INSTRUÇÃO A. Cite o excerto do texto desde "Estava eu numa" até "gostou de mim :o)", inclusive.
INSTRUÇÃO B. Segundo o excerto do texto, em que pós-graduação se inscreveu quem escreve?

EXCERTO DO TEXTO.
# # # # # # #

Évora em Nós

segunda-feira, outubro 29, 2007

Olá psis!

Cá estou depois de muito tempo sem dar notícias. A verdade é que a minha vidinha tem sido sempre a mesma coisa, não há muito pra contar: procurar emprego nos jornais e Internet, enviar currículos, esperar respostas que quase nunca chegam e quando chegam não são as que eu gostaria de receber, ir a entrevistas pra lugares já destinados a alguém (o chamado factor C)… E tem sido assim, com alguns trabalhitos de poucos meses à mistura e umas formações/congressos pra não “perder o comboio”.

Mas parece que a minha vidinha agora vai ter mais alguma emoção. Aliás, tenho a certeza que vai, porque só o facto de ir viver para a capital já me vai trazer muitas emoções. Vamos lá ver como me adapto à “cidade grande”.

Bem, mas vou-vos contar o que me levou até Lisboa.
Depois de tanto procurar, de mostrar vontade em trabalhar, de apresentar ideias e projectos, e a respostas serem sempre as mesmas (ou um “não” ou o silêncio), a motivação e auto-estima dificilmente se mantêm elevadas e vêm aquelas fases em que se deixa de acreditar e que apetece desistir. Infelizmente, sei que alguns de vós sabem e compreendem muito bem o que estou a dizer.

Estava eu numa dessas fases quando fui “bater à porta” de uma instituição de apoio psicopedagógico a crianças com NEE, aqui em Coruche sabendo que seria muito difícil porque isto é um meio pequeno que já tem muitos psicólogos e tendo quase a certeza da resposta.
E não me enganei: “Aqui não há lugar para mais psicólogos”. Já têm 2 psis clínicas e 1 educacional e não se justificava mais 1. No entanto, eu a responsável da instituição falamos bastante, percebemos que temos muitas ideias em comum, que encaramos as coisas de modo muito parecido e acho que ela até gostou de mim :o)

Como eu lhe disse que gostava muito da área das terapias pela arte, principalmente de musicoterapia e que gostava de me especializar nessa área, propôs-me fazer um projecto nesse âmbito, uma vez que nenhuma das outras psis trabalha através dessas metodologias e ela considera que seria muito importante pra instituição.
Fiquei bastante entusiasmada e comecei logo a fazer o projecto. No entanto, percebi que faltava ali qualquer coisa, que me faltava mais “bagagem” pra elaborar um projecto mais conciso e rico. E resolvi inscrever-me numa pós-graduação em Técnicas de Terapias Activas e Expressivas no ISLA (Instituto Superior de Línguas e Administração.).
Por enquanto, o projecto vai ficar 1 pouco parado, mas já surgiu mais uma proposta na mesma área pra quando terminar a pos-graduação.

# # # # # # #

CONJUNTO DE DADOS.

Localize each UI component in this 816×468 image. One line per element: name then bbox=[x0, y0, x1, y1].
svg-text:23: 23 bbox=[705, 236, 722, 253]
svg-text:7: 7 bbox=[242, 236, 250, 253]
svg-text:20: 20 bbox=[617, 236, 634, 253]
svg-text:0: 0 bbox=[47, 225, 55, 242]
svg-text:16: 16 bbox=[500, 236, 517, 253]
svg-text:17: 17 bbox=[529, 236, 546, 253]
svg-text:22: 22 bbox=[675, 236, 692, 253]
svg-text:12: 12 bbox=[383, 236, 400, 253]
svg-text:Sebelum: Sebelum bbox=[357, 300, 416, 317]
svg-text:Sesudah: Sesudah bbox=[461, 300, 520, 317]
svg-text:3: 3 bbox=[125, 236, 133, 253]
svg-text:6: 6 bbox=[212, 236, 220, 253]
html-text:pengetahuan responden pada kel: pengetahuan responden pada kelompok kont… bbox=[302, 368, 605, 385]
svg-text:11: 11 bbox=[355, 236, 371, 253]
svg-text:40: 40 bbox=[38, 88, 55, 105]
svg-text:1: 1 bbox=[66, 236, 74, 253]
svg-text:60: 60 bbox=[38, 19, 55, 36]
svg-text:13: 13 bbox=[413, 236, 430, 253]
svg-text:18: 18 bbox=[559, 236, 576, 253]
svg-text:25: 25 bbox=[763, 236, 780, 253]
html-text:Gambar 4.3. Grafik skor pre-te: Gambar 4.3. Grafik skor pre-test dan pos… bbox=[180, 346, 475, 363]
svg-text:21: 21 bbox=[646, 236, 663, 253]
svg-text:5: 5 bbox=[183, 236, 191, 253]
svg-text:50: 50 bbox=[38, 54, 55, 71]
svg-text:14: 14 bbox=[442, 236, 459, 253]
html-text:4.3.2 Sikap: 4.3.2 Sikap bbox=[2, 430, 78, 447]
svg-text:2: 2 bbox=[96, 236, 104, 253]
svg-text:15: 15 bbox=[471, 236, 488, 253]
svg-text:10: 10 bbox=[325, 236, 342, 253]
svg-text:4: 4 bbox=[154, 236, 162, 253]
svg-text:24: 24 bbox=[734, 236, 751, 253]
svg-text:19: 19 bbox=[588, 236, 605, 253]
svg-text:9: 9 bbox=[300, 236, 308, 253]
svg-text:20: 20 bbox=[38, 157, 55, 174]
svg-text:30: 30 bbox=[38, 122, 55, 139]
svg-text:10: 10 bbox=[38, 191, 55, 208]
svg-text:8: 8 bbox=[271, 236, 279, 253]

# # # # # # #

RESOLUÇÃO A.
Estava eu numa dessas fases quando fui “bater à porta” de uma instituição de apoio psicopedagógico a crianças com NEE, aqui em Coruche sabendo que seria muito difícil porque isto é um meio pequeno que já tem muitos psicólogos e tendo quase a certeza da resposta.
E não me enganei: “Aqui não há lugar para mais psicólogos”. Já têm 2 psis clínicas e 1 educacional e não se justificava mais 1. No entanto, eu a responsável da instituição falamos bastante, percebemos que temos muitas ideias em comum, que encaramos as coisas de modo muito parecido e acho que ela até gostou de mim :o)

RESOLUÇÃO B. Técnicas de Terapias Activas e Expressivas, no ISLA (Instituto Superior de Línguas e Administração).